▸ **Short task**
From the entries that follow, pick out all lines holding "text".

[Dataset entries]
+ + +

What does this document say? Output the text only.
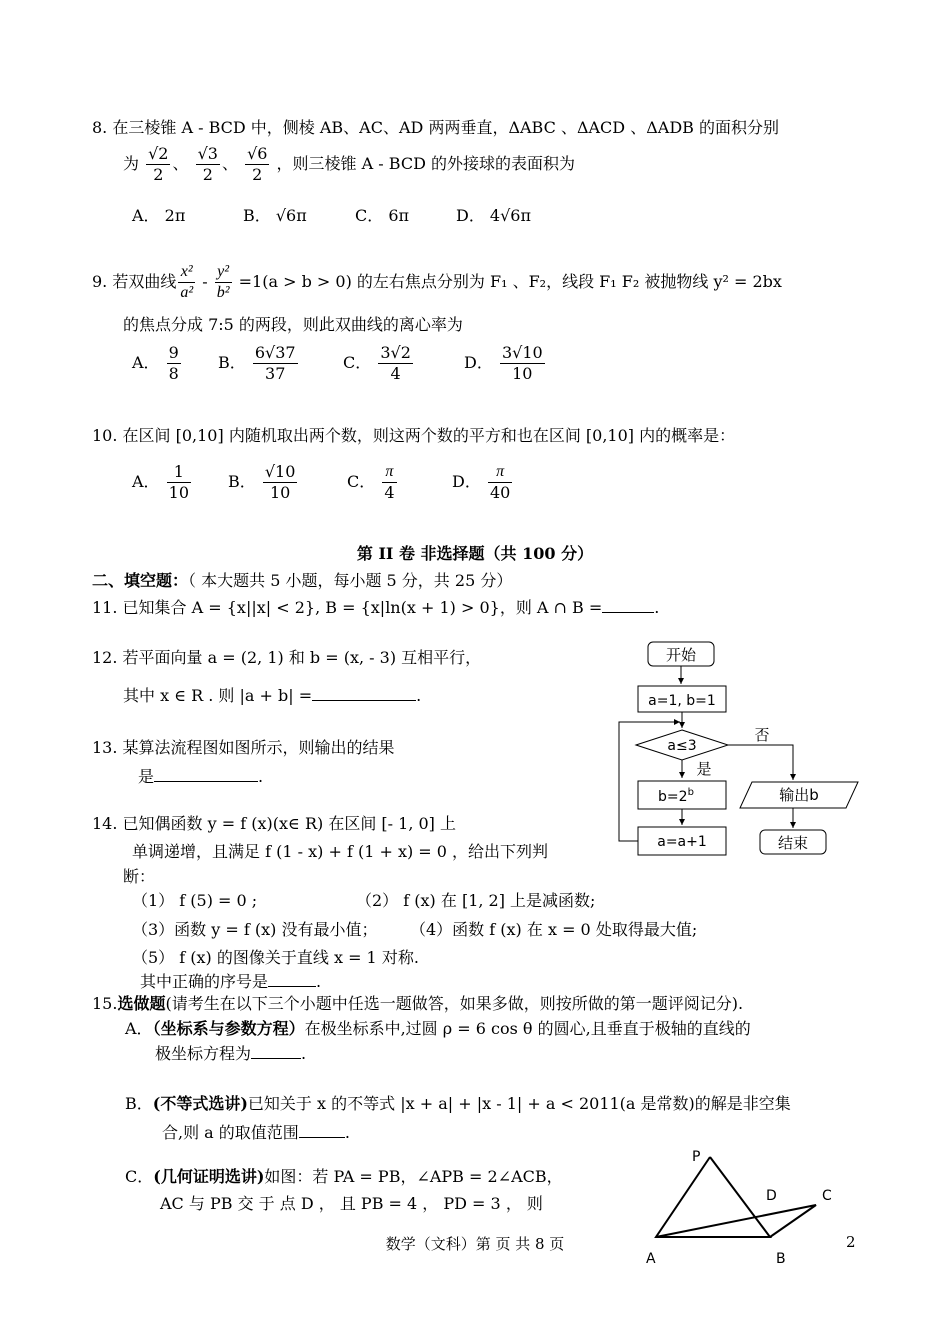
8. 在三棱锥 A - BCD 中，侧棱 AB、AC、AD 两两垂直，ΔABC 、ΔACD 、ΔADB 的面积分别
为 $\frac{√2}{2}$ 、 $\frac{√3}{2}$ 、 $\frac{√6}{2}$ ，则三棱锥 A - BCD 的外接球的表面积为
A． 2π	B． √6π	C． 6π	D． 4√6π
9. 若双曲线 $\frac{\text{x²}}{\text{a²}} - \frac{\text{y²}}{\text{b²}} =1(a > b > 0)$ 的左右焦点分别为 F₁ 、F₂，线段 F₁ F₂ 被抛物线 y² = 2bx
的焦点分成 7:5 的两段，则此双曲线的离心率为
A． $\frac{9}{8}$ B． $\frac{6√37}{37}$	C． $\frac{3√2}{4}$	D． $\frac{3√10}{10}$
10. 在区间 [0,10] 内随机取出两个数，则这两个数的平方和也在区间 [0,10] 内的概率是：
A． $\frac{1}{10}$ B． $\frac{√10}{10}$	C． $\frac{\pi}{4}$	D． $\frac{\pi}{40}$
第 II 卷 非选择题（共 100 分）
二、填空题：（ 本大题共 5 小题，每小题 5 分，共 25 分）
11. 已知集合 A = {x||x| < 2}, B = {x|ln(x + 1) > 0}，则 A ∩ B =	.
12. 若平面向量 a = (2, 1) 和 b = (x, - 3) 互相平行，
其中 x ∈ R . 则 |a + b| =	.
13. 某算法流程图如图所示，则输出的结果
是	.
14. 已知偶函数 y = f (x)(x∈ R) 在区间 [- 1, 0] 上
单调递增，且满足 f (1 - x) + f (1 + x) = 0 ，给出下列判
断：
（1） f (5) = 0 ;	（2） f (x) 在 [1, 2] 上是减函数;
（3）函数 y = f (x) 没有最小值； （4）函数 f (x) 在 x = 0 处取得最大值;
（5） f (x) 的图像关于直线 x = 1 对称.
其中正确的序号是	.
15.选做题(请考生在以下三个小题中任选一题做答，如果多做，则按所做的第一题评阅记分).
A．（坐标系与参数方程）在极坐标系中,过圆 ρ = 6 cos θ 的圆心,且垂直于极轴的直线的
极坐标方程为	.
B．(不等式选讲)已知关于 x 的不等式 |x + a| + |x - 1| + a < 2011(a 是常数)的解是非空集
合,则 a 的取值范围	.
C．(几何证明选讲)如图：若 PA = PB，∠APB = 2∠ACB，
AC 与 PB 交 于 点 D ， 且 PB = 4 ， PD = 3 ， 则
开始
a=1, b=1
a≤3
否
是
$b=2^b$
a=a+1
输出b
结束
P
D	C
A	B
数学（文科）第 页 共 8 页	2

+ + +

▸ **Full output**
What does this document say? Output the text only.
9. 若双曲线 $\frac{\text{x²}}{\text{a²}} - \frac{\text{y²}}{\text{b²}} =1(a > b > 0)$ 的左右焦点分别为 F₁ 、F₂，线段 F₁ F₂ 被抛物线 y² = 2bx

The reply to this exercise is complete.